Using the data below, copy each line that includes the word "المخدرات".

◆ Records provided
——

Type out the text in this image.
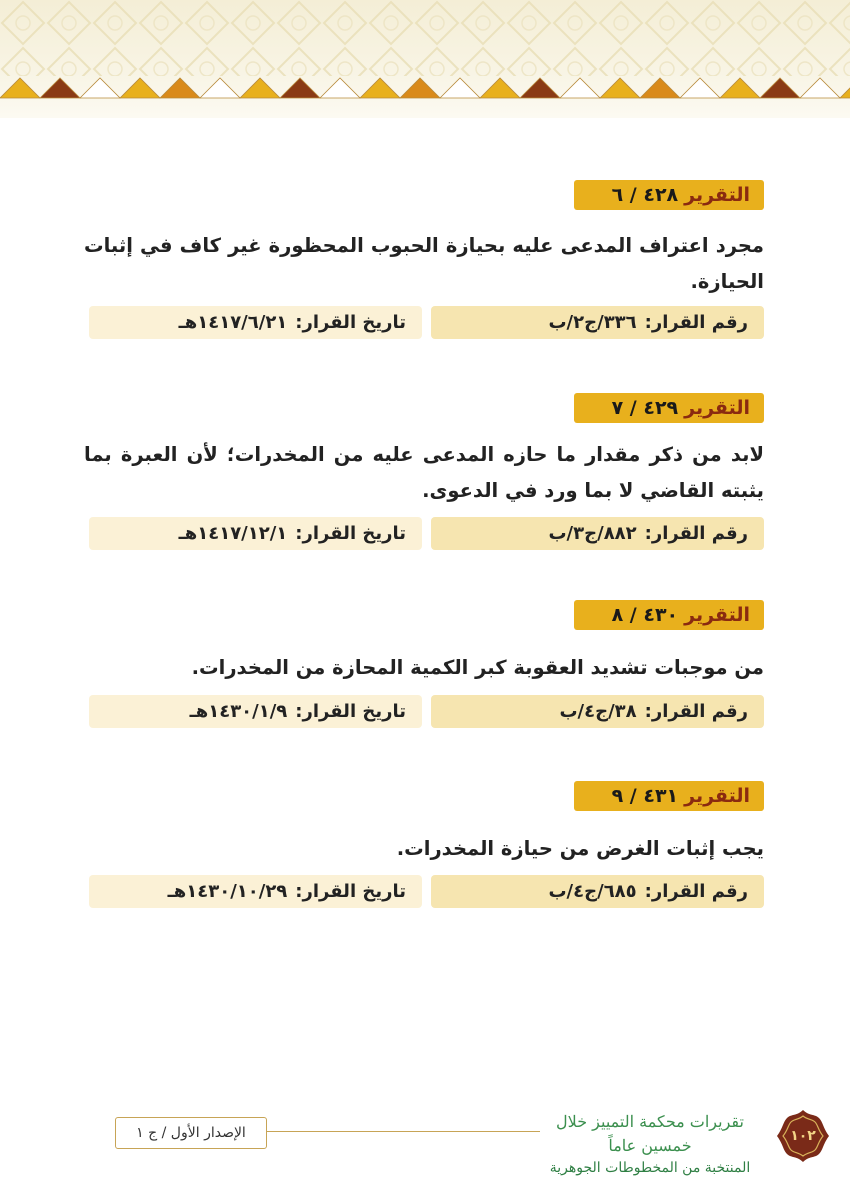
التقرير
٤٢٨ / ٦
مجرد اعتراف المدعى عليه بحيازة الحبوب المحظورة غير كاف في إثبات الحيازة.
رقم القرار:
٣٣٦/ج٢/ب
تاريخ القرار:
١٤١٧/٦/٢١هـ
التقرير
٤٢٩ / ٧
لابد من ذكر مقدار ما حازه المدعى عليه من المخدرات؛ لأن العبرة بما يثبته القاضي لا بما ورد في الدعوى.
رقم القرار:
٨٨٢/ج٣/ب
تاريخ القرار:
١٤١٧/١٢/١هـ
التقرير
٤٣٠ / ٨
من موجبات تشديد العقوبة كبر الكمية المحازة من المخدرات.
رقم القرار:
٣٨/ج٤/ب
تاريخ القرار:
١٤٣٠/١/٩هـ
التقرير
٤٣١ / ٩
يجب إثبات الغرض من حيازة المخدرات.
رقم القرار:
٦٨٥/ج٤/ب
تاريخ القرار:
١٤٣٠/١٠/٢٩هـ
الإصدار الأول / ج ١
تقريرات محكمة التمييز خلال خمسين عاماً
المنتخبة من المخطوطات الجوهرية
١٠٢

——

◆ Solution to this problem
لابد من ذكر مقدار ما حازه المدعى عليه من المخدرات؛ لأن العبرة بما يثبته القاضي لا بما ورد في الدعوى.
من موجبات تشديد العقوبة كبر الكمية المحازة من المخدرات.
يجب إثبات الغرض من حيازة المخدرات.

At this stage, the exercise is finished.